━━ SUPPLIED MATERIAL ━━
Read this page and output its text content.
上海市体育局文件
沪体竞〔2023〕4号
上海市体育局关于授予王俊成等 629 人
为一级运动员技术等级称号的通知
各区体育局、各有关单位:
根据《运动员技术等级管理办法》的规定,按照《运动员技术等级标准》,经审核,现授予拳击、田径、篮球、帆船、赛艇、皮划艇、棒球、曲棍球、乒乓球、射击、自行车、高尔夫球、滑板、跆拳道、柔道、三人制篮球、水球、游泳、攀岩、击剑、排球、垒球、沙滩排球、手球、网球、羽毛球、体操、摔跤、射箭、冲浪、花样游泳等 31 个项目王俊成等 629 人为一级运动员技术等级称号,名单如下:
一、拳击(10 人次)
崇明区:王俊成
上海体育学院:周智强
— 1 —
━━━
━━ SUPPLIED MATERIAL ━━
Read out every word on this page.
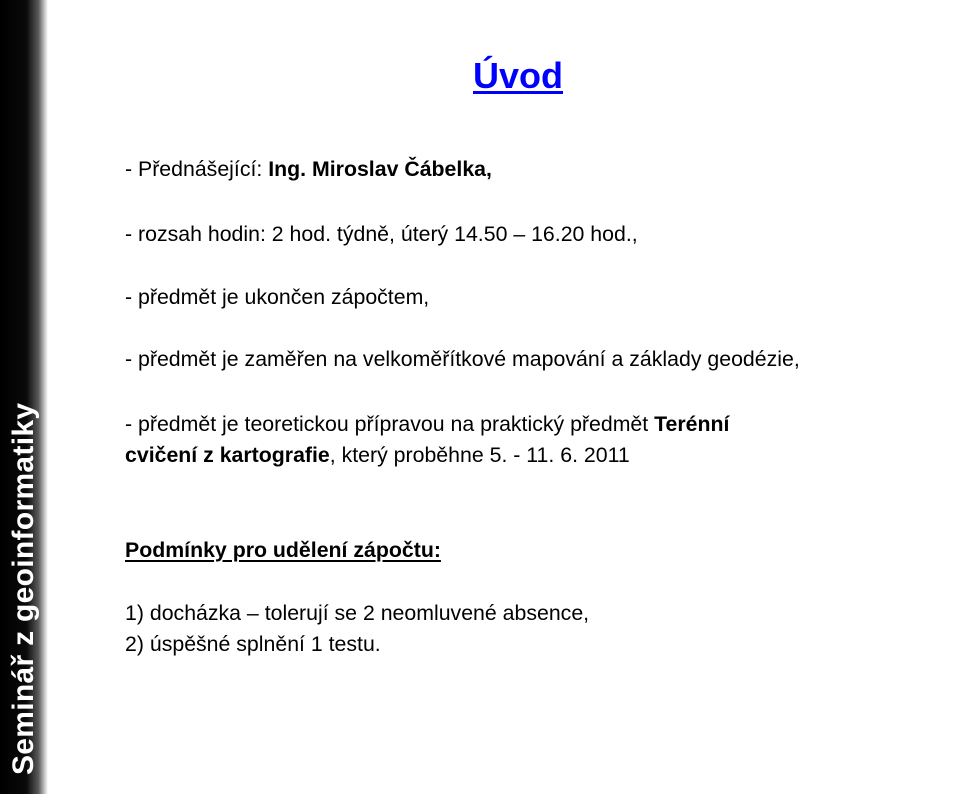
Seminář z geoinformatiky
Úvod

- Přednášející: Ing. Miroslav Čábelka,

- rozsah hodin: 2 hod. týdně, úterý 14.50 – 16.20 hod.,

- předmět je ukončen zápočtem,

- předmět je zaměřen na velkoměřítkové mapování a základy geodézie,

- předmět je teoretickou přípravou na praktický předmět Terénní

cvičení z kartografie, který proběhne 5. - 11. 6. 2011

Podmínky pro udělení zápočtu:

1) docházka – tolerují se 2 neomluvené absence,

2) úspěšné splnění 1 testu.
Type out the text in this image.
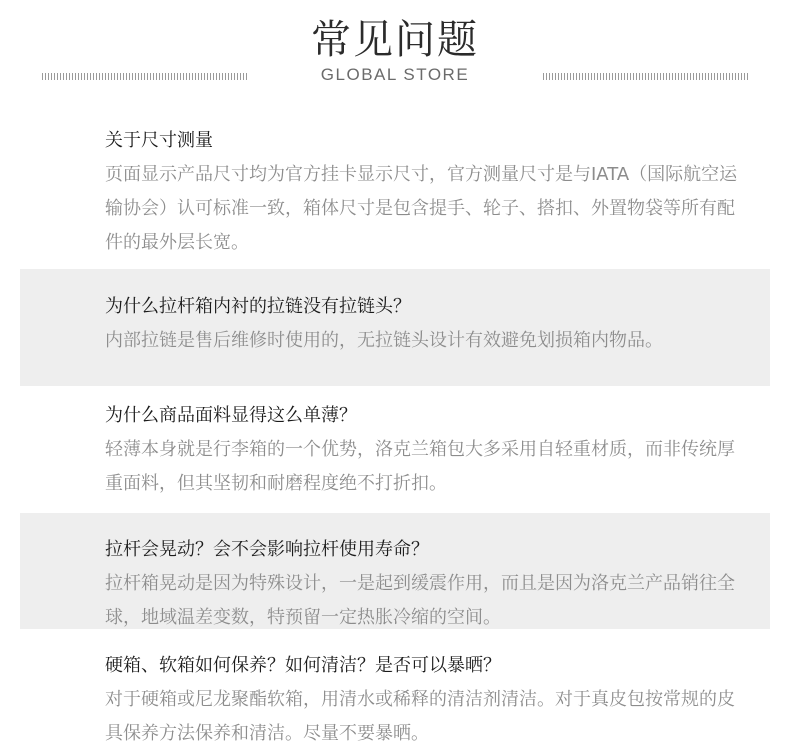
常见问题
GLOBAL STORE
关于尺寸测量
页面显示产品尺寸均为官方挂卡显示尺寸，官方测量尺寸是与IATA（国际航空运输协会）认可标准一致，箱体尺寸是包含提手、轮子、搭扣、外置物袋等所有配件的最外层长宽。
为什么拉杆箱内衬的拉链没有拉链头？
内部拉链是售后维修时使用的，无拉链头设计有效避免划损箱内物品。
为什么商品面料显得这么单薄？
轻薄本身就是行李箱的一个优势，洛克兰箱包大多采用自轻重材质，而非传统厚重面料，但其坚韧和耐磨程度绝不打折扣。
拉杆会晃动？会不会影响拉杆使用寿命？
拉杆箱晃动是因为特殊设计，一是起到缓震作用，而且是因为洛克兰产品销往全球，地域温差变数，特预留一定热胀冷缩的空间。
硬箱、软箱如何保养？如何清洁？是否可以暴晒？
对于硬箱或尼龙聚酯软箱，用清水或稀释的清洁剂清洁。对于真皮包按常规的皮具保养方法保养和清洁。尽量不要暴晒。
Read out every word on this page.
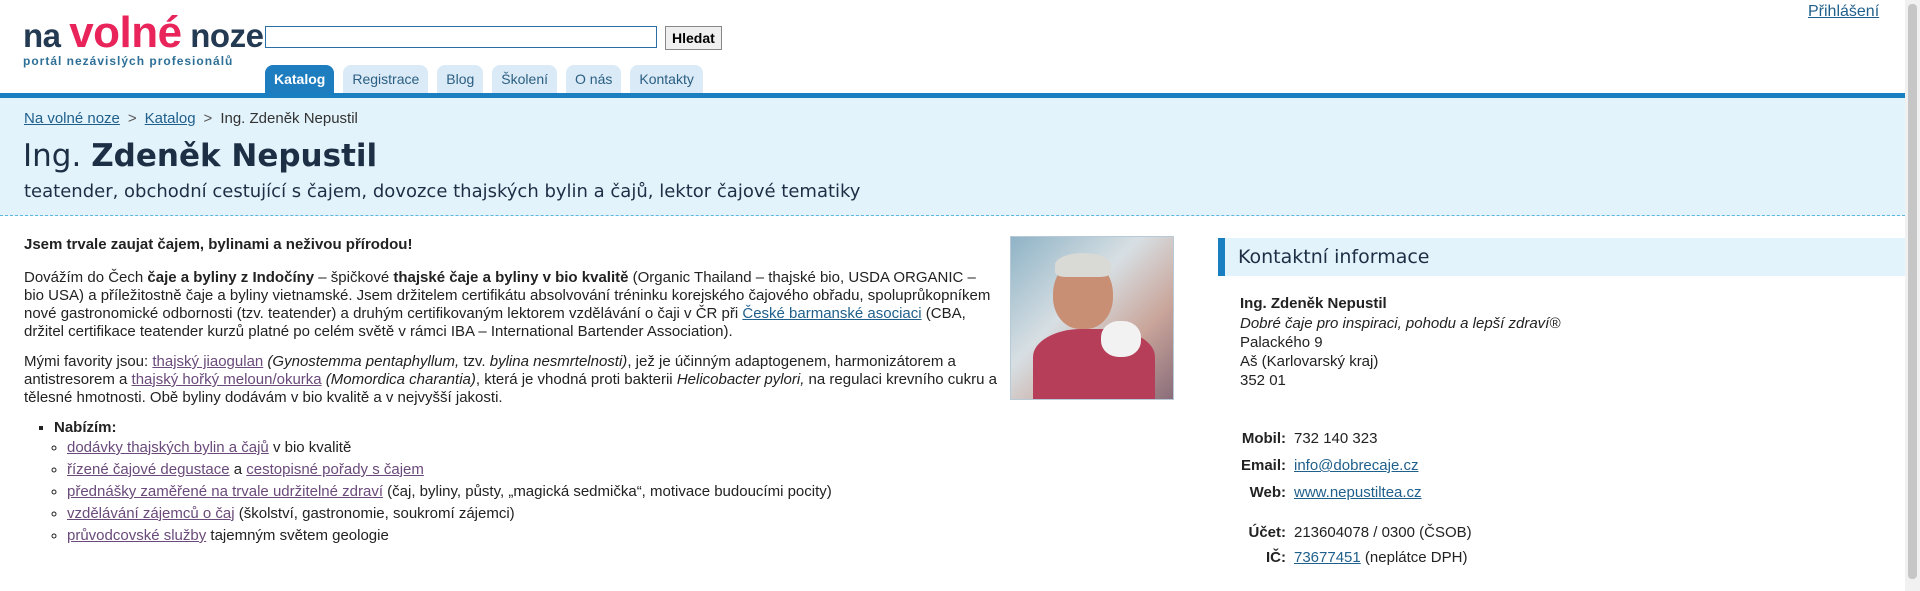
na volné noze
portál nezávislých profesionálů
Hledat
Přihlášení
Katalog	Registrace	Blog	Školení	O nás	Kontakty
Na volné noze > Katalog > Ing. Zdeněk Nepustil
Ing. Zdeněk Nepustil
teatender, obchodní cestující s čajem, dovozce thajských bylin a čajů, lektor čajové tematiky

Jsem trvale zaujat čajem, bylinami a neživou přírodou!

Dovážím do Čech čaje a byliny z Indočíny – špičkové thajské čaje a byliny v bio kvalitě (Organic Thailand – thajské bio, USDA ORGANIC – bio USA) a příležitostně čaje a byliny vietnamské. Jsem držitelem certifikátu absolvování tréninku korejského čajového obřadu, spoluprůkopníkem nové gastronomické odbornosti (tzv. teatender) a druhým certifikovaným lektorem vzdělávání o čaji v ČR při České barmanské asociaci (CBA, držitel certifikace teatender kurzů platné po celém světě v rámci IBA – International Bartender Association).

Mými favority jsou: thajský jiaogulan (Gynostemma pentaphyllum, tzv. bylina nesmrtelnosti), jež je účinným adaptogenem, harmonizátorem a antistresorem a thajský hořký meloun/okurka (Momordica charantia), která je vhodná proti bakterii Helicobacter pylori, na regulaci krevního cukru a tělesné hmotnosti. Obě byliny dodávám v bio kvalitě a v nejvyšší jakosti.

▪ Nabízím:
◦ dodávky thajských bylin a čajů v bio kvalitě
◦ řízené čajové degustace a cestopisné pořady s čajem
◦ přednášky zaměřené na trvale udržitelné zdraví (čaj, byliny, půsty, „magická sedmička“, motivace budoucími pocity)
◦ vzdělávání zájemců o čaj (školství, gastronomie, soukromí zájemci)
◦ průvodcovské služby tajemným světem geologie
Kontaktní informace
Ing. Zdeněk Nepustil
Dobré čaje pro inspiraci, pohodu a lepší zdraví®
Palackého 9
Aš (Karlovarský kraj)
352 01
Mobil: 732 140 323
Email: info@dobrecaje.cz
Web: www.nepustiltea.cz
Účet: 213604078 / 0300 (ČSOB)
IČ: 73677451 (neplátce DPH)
━━━
━━ SUPPLIED MATERIAL ━━
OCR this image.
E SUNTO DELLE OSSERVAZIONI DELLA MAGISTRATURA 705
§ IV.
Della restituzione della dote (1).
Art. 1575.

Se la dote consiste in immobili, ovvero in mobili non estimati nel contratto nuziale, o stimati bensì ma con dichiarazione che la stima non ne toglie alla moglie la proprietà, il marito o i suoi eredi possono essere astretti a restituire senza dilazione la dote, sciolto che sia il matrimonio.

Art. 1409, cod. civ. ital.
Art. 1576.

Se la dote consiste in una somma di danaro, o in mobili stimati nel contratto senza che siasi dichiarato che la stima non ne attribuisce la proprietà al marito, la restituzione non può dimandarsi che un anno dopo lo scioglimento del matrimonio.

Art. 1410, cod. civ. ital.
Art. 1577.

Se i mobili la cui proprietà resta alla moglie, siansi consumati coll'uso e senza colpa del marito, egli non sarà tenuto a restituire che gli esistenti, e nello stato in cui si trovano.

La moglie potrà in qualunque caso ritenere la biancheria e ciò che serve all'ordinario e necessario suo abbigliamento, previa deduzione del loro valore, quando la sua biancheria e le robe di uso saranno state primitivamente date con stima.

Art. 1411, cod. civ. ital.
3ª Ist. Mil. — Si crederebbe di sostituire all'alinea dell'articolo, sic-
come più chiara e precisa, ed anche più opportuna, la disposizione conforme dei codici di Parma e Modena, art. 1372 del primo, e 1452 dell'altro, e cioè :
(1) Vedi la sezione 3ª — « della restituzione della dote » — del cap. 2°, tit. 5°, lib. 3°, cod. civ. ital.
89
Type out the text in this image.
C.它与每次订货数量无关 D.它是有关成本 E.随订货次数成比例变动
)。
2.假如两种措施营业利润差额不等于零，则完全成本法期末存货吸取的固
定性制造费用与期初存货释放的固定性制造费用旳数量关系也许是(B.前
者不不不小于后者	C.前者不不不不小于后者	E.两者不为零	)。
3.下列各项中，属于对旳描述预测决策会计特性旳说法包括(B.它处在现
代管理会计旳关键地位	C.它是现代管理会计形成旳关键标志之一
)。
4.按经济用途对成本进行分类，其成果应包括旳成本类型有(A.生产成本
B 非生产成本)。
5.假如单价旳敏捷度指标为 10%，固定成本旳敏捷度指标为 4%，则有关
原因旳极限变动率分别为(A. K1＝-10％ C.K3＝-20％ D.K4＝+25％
━━━
__WHAT YOU NEED TO DO__. Select from the material above each line in which the string "čajů" appears, and list those lines.

__FULL RESPONSE__.
teatender, obchodní cestující s čajem, dovozce thajských bylin a čajů, lektor čajové tematiky
◦ dodávky thajských bylin a čajů v bio kvalitě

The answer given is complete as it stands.